_BRIEF_
All of the lines below are to be transcribed faithfully, with pictures excluded from the copy.

Figure data in JSON
-----

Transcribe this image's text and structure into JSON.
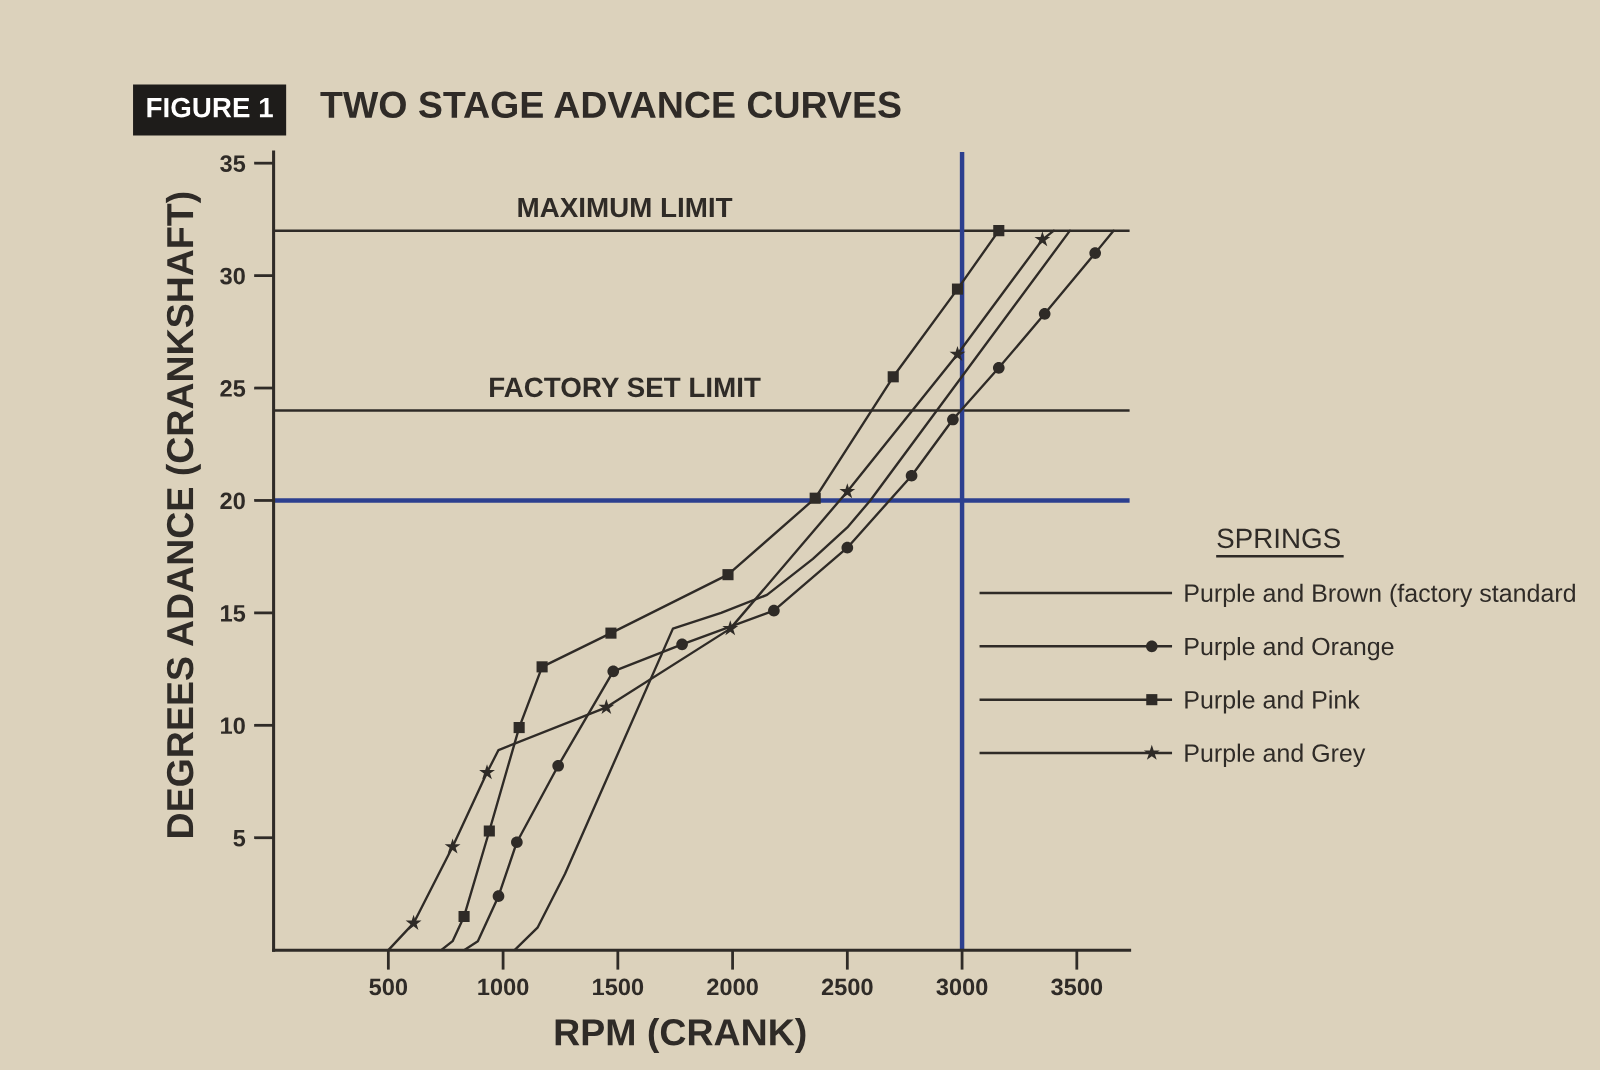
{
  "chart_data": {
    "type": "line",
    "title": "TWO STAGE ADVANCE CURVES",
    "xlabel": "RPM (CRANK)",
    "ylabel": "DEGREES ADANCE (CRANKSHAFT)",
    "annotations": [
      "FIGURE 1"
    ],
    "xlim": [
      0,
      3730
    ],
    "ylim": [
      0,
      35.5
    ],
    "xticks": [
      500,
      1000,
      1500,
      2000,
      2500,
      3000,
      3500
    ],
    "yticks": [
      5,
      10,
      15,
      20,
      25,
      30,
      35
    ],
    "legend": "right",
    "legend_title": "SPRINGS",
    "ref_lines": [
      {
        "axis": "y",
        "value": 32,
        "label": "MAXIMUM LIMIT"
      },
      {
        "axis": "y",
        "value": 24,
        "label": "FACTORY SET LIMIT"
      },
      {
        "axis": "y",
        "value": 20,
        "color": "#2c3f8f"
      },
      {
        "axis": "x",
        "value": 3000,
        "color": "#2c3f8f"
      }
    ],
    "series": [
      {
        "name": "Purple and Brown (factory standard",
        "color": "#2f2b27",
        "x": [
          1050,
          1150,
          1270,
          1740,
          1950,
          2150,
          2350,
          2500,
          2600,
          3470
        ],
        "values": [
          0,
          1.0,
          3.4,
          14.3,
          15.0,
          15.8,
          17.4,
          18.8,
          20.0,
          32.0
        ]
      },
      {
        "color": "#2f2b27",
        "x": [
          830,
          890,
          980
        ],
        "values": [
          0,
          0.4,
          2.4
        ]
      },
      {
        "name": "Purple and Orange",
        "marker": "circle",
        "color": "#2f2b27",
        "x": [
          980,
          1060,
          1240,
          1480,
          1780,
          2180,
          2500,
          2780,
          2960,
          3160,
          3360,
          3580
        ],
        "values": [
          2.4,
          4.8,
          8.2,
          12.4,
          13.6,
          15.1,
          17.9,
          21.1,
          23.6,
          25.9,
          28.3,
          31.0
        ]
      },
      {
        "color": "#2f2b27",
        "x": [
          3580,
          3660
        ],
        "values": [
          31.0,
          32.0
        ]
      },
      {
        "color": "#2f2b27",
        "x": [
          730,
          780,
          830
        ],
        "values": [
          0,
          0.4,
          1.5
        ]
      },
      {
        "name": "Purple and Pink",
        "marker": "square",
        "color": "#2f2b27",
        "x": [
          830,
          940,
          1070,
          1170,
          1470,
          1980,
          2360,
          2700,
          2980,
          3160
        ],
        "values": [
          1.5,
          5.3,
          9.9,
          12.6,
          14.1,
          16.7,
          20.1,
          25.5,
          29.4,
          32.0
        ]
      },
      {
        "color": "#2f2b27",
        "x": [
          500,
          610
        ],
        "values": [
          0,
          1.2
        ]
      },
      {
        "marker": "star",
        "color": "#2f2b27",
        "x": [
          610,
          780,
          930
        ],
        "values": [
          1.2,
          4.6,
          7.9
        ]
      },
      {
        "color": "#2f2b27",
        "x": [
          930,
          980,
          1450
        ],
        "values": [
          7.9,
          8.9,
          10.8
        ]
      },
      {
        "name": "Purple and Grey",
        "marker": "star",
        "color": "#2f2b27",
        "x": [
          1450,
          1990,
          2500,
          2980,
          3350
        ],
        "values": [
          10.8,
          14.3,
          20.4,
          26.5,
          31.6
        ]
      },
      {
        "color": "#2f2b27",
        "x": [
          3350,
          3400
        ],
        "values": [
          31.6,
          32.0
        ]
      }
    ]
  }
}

-----

_ANSWER TO THIS EXERCISE_
Transcribe this image's text and structure into JSON.
{
  "chart_data": {
    "type": "line",
    "title": "TWO STAGE ADVANCE CURVES",
    "xlabel": "RPM (CRANK)",
    "ylabel": "DEGREES ADANCE (CRANKSHAFT)",
    "annotations": [
      "FIGURE 1"
    ],
    "xlim": [
      0,
      3730
    ],
    "ylim": [
      0,
      35.5
    ],
    "xticks": [
      500,
      1000,
      1500,
      2000,
      2500,
      3000,
      3500
    ],
    "yticks": [
      5,
      10,
      15,
      20,
      25,
      30,
      35
    ],
    "legend": "right",
    "legend_title": "SPRINGS",
    "ref_lines": [
      {
        "axis": "y",
        "value": 32,
        "label": "MAXIMUM LIMIT"
      },
      {
        "axis": "y",
        "value": 24,
        "label": "FACTORY SET LIMIT"
      },
      {
        "axis": "y",
        "value": 20,
        "color": "#2c3f8f"
      },
      {
        "axis": "x",
        "value": 3000,
        "color": "#2c3f8f"
      }
    ],
    "series": [
      {
        "name": "Purple and Brown (factory standard",
        "color": "#2f2b27",
        "x": [
          1050,
          1150,
          1270,
          1740,
          1950,
          2150,
          2350,
          2500,
          2600,
          3470
        ],
        "values": [
          0,
          1.0,
          3.4,
          14.3,
          15.0,
          15.8,
          17.4,
          18.8,
          20.0,
          32.0
        ]
      },
      {
        "color": "#2f2b27",
        "x": [
          830,
          890,
          980
        ],
        "values": [
          0,
          0.4,
          2.4
        ]
      },
      {
        "name": "Purple and Orange",
        "marker": "circle",
        "color": "#2f2b27",
        "x": [
          980,
          1060,
          1240,
          1480,
          1780,
          2180,
          2500,
          2780,
          2960,
          3160,
          3360,
          3580
        ],
        "values": [
          2.4,
          4.8,
          8.2,
          12.4,
          13.6,
          15.1,
          17.9,
          21.1,
          23.6,
          25.9,
          28.3,
          31.0
        ]
      },
      {
        "color": "#2f2b27",
        "x": [
          3580,
          3660
        ],
        "values": [
          31.0,
          32.0
        ]
      },
      {
        "color": "#2f2b27",
        "x": [
          730,
          780,
          830
        ],
        "values": [
          0,
          0.4,
          1.5
        ]
      },
      {
        "name": "Purple and Pink",
        "marker": "square",
        "color": "#2f2b27",
        "x": [
          830,
          940,
          1070,
          1170,
          1470,
          1980,
          2360,
          2700,
          2980,
          3160
        ],
        "values": [
          1.5,
          5.3,
          9.9,
          12.6,
          14.1,
          16.7,
          20.1,
          25.5,
          29.4,
          32.0
        ]
      },
      {
        "color": "#2f2b27",
        "x": [
          500,
          610
        ],
        "values": [
          0,
          1.2
        ]
      },
      {
        "marker": "star",
        "color": "#2f2b27",
        "x": [
          610,
          780,
          930
        ],
        "values": [
          1.2,
          4.6,
          7.9
        ]
      },
      {
        "color": "#2f2b27",
        "x": [
          930,
          980,
          1450
        ],
        "values": [
          7.9,
          8.9,
          10.8
        ]
      },
      {
        "name": "Purple and Grey",
        "marker": "star",
        "color": "#2f2b27",
        "x": [
          1450,
          1990,
          2500,
          2980,
          3350
        ],
        "values": [
          10.8,
          14.3,
          20.4,
          26.5,
          31.6
        ]
      },
      {
        "color": "#2f2b27",
        "x": [
          3350,
          3400
        ],
        "values": [
          31.6,
          32.0
        ]
      }
    ]
  }
}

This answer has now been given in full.